— Begin —

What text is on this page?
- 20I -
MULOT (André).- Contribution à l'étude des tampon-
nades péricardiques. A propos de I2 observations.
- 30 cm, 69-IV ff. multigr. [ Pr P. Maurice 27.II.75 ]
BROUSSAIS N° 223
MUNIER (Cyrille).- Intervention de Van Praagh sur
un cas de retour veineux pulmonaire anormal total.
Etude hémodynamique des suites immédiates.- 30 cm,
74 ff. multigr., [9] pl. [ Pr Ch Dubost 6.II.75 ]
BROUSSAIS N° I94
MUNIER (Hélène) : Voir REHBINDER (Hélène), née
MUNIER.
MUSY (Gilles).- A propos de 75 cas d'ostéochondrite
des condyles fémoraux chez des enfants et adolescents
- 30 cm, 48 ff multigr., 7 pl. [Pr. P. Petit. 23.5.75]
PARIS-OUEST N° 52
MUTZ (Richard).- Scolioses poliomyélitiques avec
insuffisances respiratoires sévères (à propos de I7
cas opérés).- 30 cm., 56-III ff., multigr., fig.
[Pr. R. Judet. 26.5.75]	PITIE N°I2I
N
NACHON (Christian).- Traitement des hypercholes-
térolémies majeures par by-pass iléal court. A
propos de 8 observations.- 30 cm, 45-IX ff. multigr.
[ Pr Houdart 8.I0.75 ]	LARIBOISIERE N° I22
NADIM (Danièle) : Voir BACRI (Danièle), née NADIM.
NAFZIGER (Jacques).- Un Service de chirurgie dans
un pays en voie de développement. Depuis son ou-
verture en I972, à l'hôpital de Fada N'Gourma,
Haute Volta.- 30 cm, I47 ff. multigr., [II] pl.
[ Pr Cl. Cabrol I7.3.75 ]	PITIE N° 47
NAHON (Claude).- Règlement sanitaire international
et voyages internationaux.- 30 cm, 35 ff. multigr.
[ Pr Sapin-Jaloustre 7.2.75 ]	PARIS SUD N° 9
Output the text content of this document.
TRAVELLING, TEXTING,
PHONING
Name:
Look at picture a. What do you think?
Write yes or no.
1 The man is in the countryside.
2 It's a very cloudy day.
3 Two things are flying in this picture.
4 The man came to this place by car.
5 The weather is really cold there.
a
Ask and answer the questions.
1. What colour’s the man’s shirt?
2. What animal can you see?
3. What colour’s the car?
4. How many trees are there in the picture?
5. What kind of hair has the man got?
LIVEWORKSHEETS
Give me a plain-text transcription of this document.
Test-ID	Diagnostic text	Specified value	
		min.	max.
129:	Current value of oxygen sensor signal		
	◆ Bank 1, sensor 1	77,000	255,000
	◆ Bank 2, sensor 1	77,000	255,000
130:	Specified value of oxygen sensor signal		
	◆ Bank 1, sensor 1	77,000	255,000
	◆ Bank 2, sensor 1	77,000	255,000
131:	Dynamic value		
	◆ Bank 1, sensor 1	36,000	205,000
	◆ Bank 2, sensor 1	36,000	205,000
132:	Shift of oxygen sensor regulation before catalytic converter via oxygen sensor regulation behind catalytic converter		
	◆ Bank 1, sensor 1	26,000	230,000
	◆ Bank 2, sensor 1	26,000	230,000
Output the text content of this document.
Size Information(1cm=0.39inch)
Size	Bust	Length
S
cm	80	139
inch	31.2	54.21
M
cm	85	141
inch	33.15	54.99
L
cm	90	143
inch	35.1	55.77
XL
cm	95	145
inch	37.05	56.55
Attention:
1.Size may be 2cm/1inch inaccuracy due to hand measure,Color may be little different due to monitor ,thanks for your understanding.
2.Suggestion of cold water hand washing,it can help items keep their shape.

— End —

(REQUIRED WORK):
Using the material above, print every entry exactly as written.

(WRITTEN ANSWER):
What text is on this page?
- 20I -
MULOT (André).- Contribution à l'étude des tampon-
nades péricardiques. A propos de I2 observations.
- 30 cm, 69-IV ff. multigr. [ Pr P. Maurice 27.II.75 ]
BROUSSAIS N° 223
MUNIER (Cyrille).- Intervention de Van Praagh sur
un cas de retour veineux pulmonaire anormal total.
Etude hémodynamique des suites immédiates.- 30 cm,
74 ff. multigr., [9] pl. [ Pr Ch Dubost 6.II.75 ]
BROUSSAIS N° I94
MUNIER (Hélène) : Voir REHBINDER (Hélène), née
MUNIER.
MUSY (Gilles).- A propos de 75 cas d'ostéochondrite
des condyles fémoraux chez des enfants et adolescents
- 30 cm, 48 ff multigr., 7 pl. [Pr. P. Petit. 23.5.75]
PARIS-OUEST N° 52
MUTZ (Richard).- Scolioses poliomyélitiques avec
insuffisances respiratoires sévères (à propos de I7
cas opérés).- 30 cm., 56-III ff., multigr., fig.
[Pr. R. Judet. 26.5.75]	PITIE N°I2I
N
NACHON (Christian).- Traitement des hypercholes-
térolémies majeures par by-pass iléal court. A
propos de 8 observations.- 30 cm, 45-IX ff. multigr.
[ Pr Houdart 8.I0.75 ]	LARIBOISIERE N° I22
NADIM (Danièle) : Voir BACRI (Danièle), née NADIM.
NAFZIGER (Jacques).- Un Service de chirurgie dans
un pays en voie de développement. Depuis son ou-
verture en I972, à l'hôpital de Fada N'Gourma,
Haute Volta.- 30 cm, I47 ff. multigr., [II] pl.
[ Pr Cl. Cabrol I7.3.75 ]	PITIE N° 47
NAHON (Claude).- Règlement sanitaire international
et voyages internationaux.- 30 cm, 35 ff. multigr.
[ Pr Sapin-Jaloustre 7.2.75 ]	PARIS SUD N° 9
Output the text content of this document.
TRAVELLING, TEXTING,
PHONING
Name:
Look at picture a. What do you think?
Write yes or no.
1 The man is in the countryside.
2 It's a very cloudy day.
3 Two things are flying in this picture.
4 The man came to this place by car.
5 The weather is really cold there.
a
Ask and answer the questions.
1. What colour’s the man’s shirt?
2. What animal can you see?
3. What colour’s the car?
4. How many trees are there in the picture?
5. What kind of hair has the man got?
LIVEWORKSHEETS
Give me a plain-text transcription of this document.
Test-ID	Diagnostic text	Specified value	
		min.	max.
129:	Current value of oxygen sensor signal		
	◆ Bank 1, sensor 1	77,000	255,000
	◆ Bank 2, sensor 1	77,000	255,000
130:	Specified value of oxygen sensor signal		
	◆ Bank 1, sensor 1	77,000	255,000
	◆ Bank 2, sensor 1	77,000	255,000
131:	Dynamic value		
	◆ Bank 1, sensor 1	36,000	205,000
	◆ Bank 2, sensor 1	36,000	205,000
132:	Shift of oxygen sensor regulation before catalytic converter via oxygen sensor regulation behind catalytic converter		
	◆ Bank 1, sensor 1	26,000	230,000
	◆ Bank 2, sensor 1	26,000	230,000
Output the text content of this document.
Size Information(1cm=0.39inch)
Size	Bust	Length
S
cm	80	139
inch	31.2	54.21
M
cm	85	141
inch	33.15	54.99
L
cm	90	143
inch	35.1	55.77
XL
cm	95	145
inch	37.05	56.55
Attention:
1.Size may be 2cm/1inch inaccuracy due to hand measure,Color may be little different due to monitor ,thanks for your understanding.
2.Suggestion of cold water hand washing,it can help items keep their shape.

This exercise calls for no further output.